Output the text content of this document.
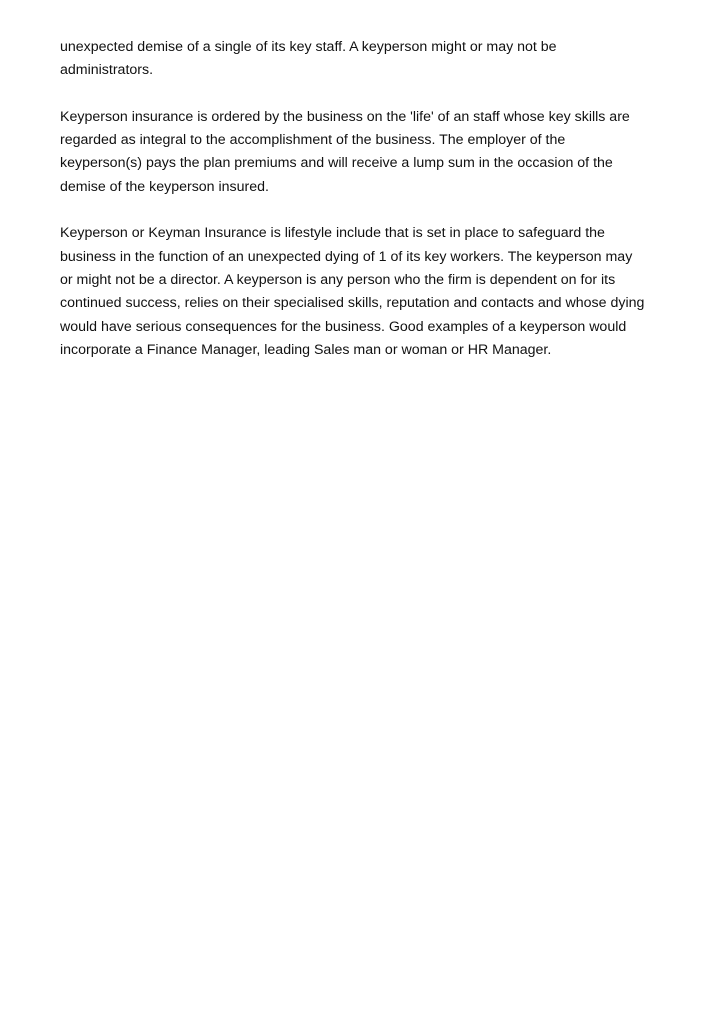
unexpected demise of a single of its key staff. A keyperson might or may not be
administrators.

Keyperson insurance is ordered by the business on the 'life' of an staff whose key skills are
regarded as integral to the accomplishment of the business. The employer of the
keyperson(s) pays the plan premiums and will receive a lump sum in the occasion of the
demise of the keyperson insured.

Keyperson or Keyman Insurance is lifestyle include that is set in place to safeguard the
business in the function of an unexpected dying of 1 of its key workers. The keyperson may
or might not be a director. A keyperson is any person who the firm is dependent on for its
continued success, relies on their specialised skills, reputation and contacts and whose dying
would have serious consequences for the business. Good examples of a keyperson would
incorporate a Finance Manager, leading Sales man or woman or HR Manager.
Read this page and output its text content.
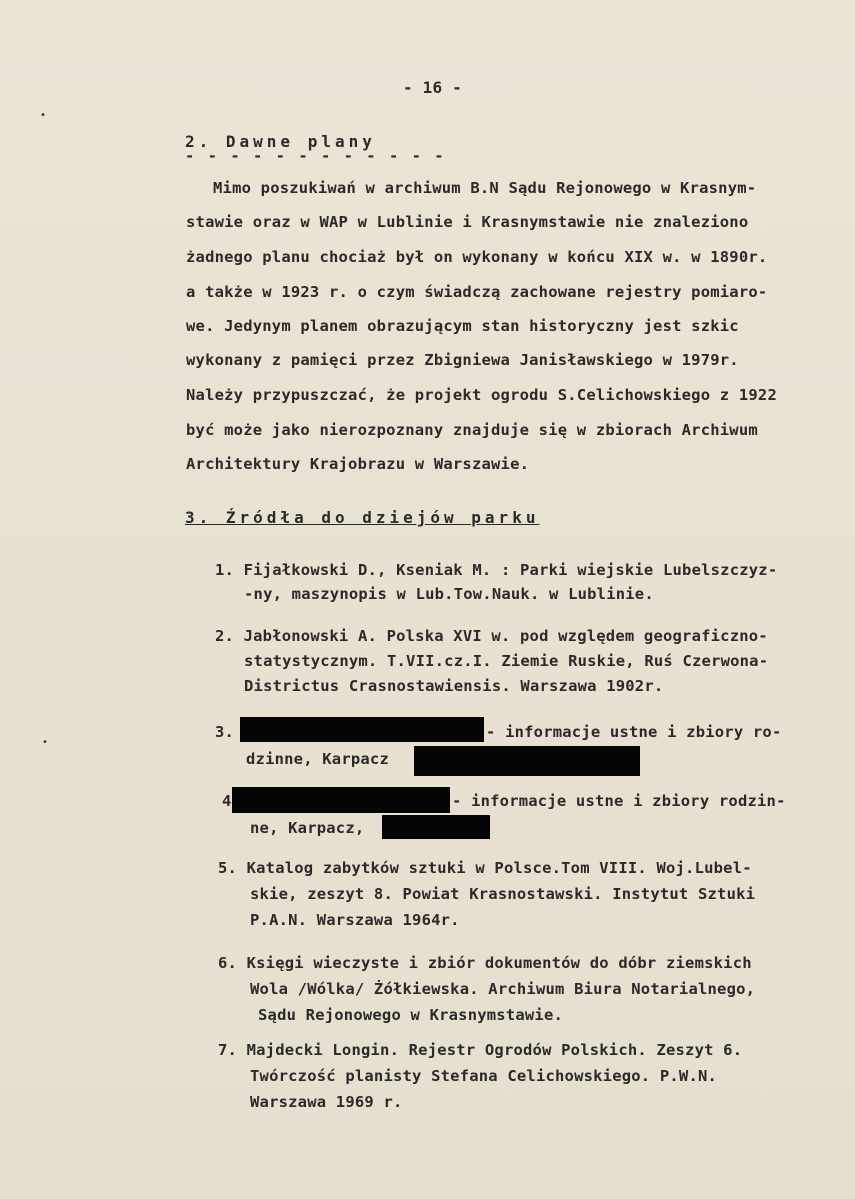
- 16 -
2. Dawne plany
- - - - - - - - - - - -
Mimo poszukiwań w archiwum B.N Sądu Rejonowego w Krasnym-
stawie oraz w WAP w Lublinie i Krasnymstawie nie znaleziono
żadnego planu chociaż był on wykonany w końcu XIX w. w 1890r.
a także w 1923 r. o czym świadczą zachowane rejestry pomiaro-
we. Jedynym planem obrazującym stan historyczny jest szkic
wykonany z pamięci przez Zbigniewa Janisławskiego w 1979r.
Należy przypuszczać, że projekt ogrodu S.Celichowskiego z 1922
być może jako nierozpoznany znajduje się w zbiorach Archiwum
Architektury Krajobrazu w Warszawie.
3. Źródła do dziejów parku
1. Fijałkowski D., Kseniak M. : Parki wiejskie Lubelszczyz-
-ny, maszynopis w Lub.Tow.Nauk. w Lublinie.
2. Jabłonowski A. Polska XVI w. pod względem geograficzno-
statystycznym. T.VII.cz.I. Ziemie Ruskie, Ruś Czerwona-
Districtus Crasnostawiensis. Warszawa 1902r.
3.	- informacje ustne i zbiory ro-
dzinne, Karpacz
4	- informacje ustne i zbiory rodzin-
ne, Karpacz,
5. Katalog zabytków sztuki w Polsce.Tom VIII. Woj.Lubel-
skie, zeszyt 8. Powiat Krasnostawski. Instytut Sztuki
P.A.N. Warszawa 1964r.
6. Księgi wieczyste i zbiór dokumentów do dóbr ziemskich
Wola /Wólka/ Żółkiewska. Archiwum Biura Notarialnego,
Sądu Rejonowego w Krasnymstawie.
7. Majdecki Longin. Rejestr Ogrodów Polskich. Zeszyt 6.
Twórczość planisty Stefana Celichowskiego. P.W.N.
Warszawa 1969 r.
•
•
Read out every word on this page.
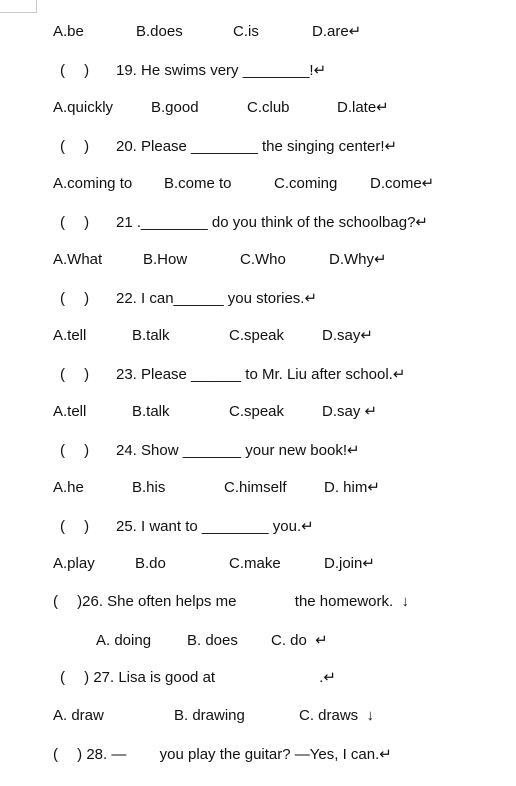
A.be

	B.does

	C.is

	D.are↵

(　 )

19. He swims very ________!↵

A.quickly

	B.good

	C.club

	D.late↵

(　 )

20. Please ________ the singing center!↵

A.coming to

B.come to

	C.coming

D.come↵

(　 )

21 .________ do you think of the schoolbag?↵

A.What

	B.How

	C.Who

	D.Why↵

(　 )

22. I can______ you stories.↵

A.tell

	B.talk

	C.speak

	D.say↵

(　 )

23. Please ______ to Mr. Liu after school.↵

A.tell

	B.talk

	C.speak

	D.say ↵

(　 )

24. Show _______ your new book!↵

A.he

	B.his

	C.himself

D. him↵

(　 )

25. I want to ________ you.↵

A.play

	B.do

	C.make

	D.join↵

(　 )26. She often helps me              the homework.  ↓

A. doing

B. does

C. do  ↵

(　 ) 27. Lisa is good at                         .↵

A. draw

	B. drawing

	C. draws  ↓

(　 ) 28. —        you play the guitar? —Yes, I can.↵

> Task prompt: Output the lines above in full and exactly as given, omitting any pictures.

> Solution:
Output the text content of this document.
unexpected demise of a single of its key staff. A keyperson might or may not be
administrators.

Keyperson insurance is ordered by the business on the 'life' of an staff whose key skills are
regarded as integral to the accomplishment of the business. The employer of the
keyperson(s) pays the plan premiums and will receive a lump sum in the occasion of the
demise of the keyperson insured.

Keyperson or Keyman Insurance is lifestyle include that is set in place to safeguard the
business in the function of an unexpected dying of 1 of its key workers. The keyperson may
or might not be a director. A keyperson is any person who the firm is dependent on for its
continued success, relies on their specialised skills, reputation and contacts and whose dying
would have serious consequences for the business. Good examples of a keyperson would
incorporate a Finance Manager, leading Sales man or woman or HR Manager.
Read this page and output its text content.
- 16 -
2. Dawne plany
- - - - - - - - - - - -
Mimo poszukiwań w archiwum B.N Sądu Rejonowego w Krasnym-
stawie oraz w WAP w Lublinie i Krasnymstawie nie znaleziono
żadnego planu chociaż był on wykonany w końcu XIX w. w 1890r.
a także w 1923 r. o czym świadczą zachowane rejestry pomiaro-
we. Jedynym planem obrazującym stan historyczny jest szkic
wykonany z pamięci przez Zbigniewa Janisławskiego w 1979r.
Należy przypuszczać, że projekt ogrodu S.Celichowskiego z 1922
być może jako nierozpoznany znajduje się w zbiorach Archiwum
Architektury Krajobrazu w Warszawie.
3. Źródła do dziejów parku
1. Fijałkowski D., Kseniak M. : Parki wiejskie Lubelszczyz-
-ny, maszynopis w Lub.Tow.Nauk. w Lublinie.
2. Jabłonowski A. Polska XVI w. pod względem geograficzno-
statystycznym. T.VII.cz.I. Ziemie Ruskie, Ruś Czerwona-
Districtus Crasnostawiensis. Warszawa 1902r.
3.	- informacje ustne i zbiory ro-
dzinne, Karpacz
4	- informacje ustne i zbiory rodzin-
ne, Karpacz,
5. Katalog zabytków sztuki w Polsce.Tom VIII. Woj.Lubel-
skie, zeszyt 8. Powiat Krasnostawski. Instytut Sztuki
P.A.N. Warszawa 1964r.
6. Księgi wieczyste i zbiór dokumentów do dóbr ziemskich
Wola /Wólka/ Żółkiewska. Archiwum Biura Notarialnego,
Sądu Rejonowego w Krasnymstawie.
7. Majdecki Longin. Rejestr Ogrodów Polskich. Zeszyt 6.
Twórczość planisty Stefana Celichowskiego. P.W.N.
Warszawa 1969 r.
•
•
Read out every word on this page.
A.be

	B.does

	C.is

	D.are↵

(　 )

19. He swims very ________!↵

A.quickly

	B.good

	C.club

	D.late↵

(　 )

20. Please ________ the singing center!↵

A.coming to

B.come to

	C.coming

D.come↵

(　 )

21 .________ do you think of the schoolbag?↵

A.What

	B.How

	C.Who

	D.Why↵

(　 )

22. I can______ you stories.↵

A.tell

	B.talk

	C.speak

	D.say↵

(　 )

23. Please ______ to Mr. Liu after school.↵

A.tell

	B.talk

	C.speak

	D.say ↵

(　 )

24. Show _______ your new book!↵

A.he

	B.his

	C.himself

D. him↵

(　 )

25. I want to ________ you.↵

A.play

	B.do

	C.make

	D.join↵

(　 )26. She often helps me              the homework.  ↓

A. doing

B. does

C. do  ↵

(　 ) 27. Lisa is good at                         .↵

A. draw

	B. drawing

	C. draws  ↓

(　 ) 28. —        you play the guitar? —Yes, I can.↵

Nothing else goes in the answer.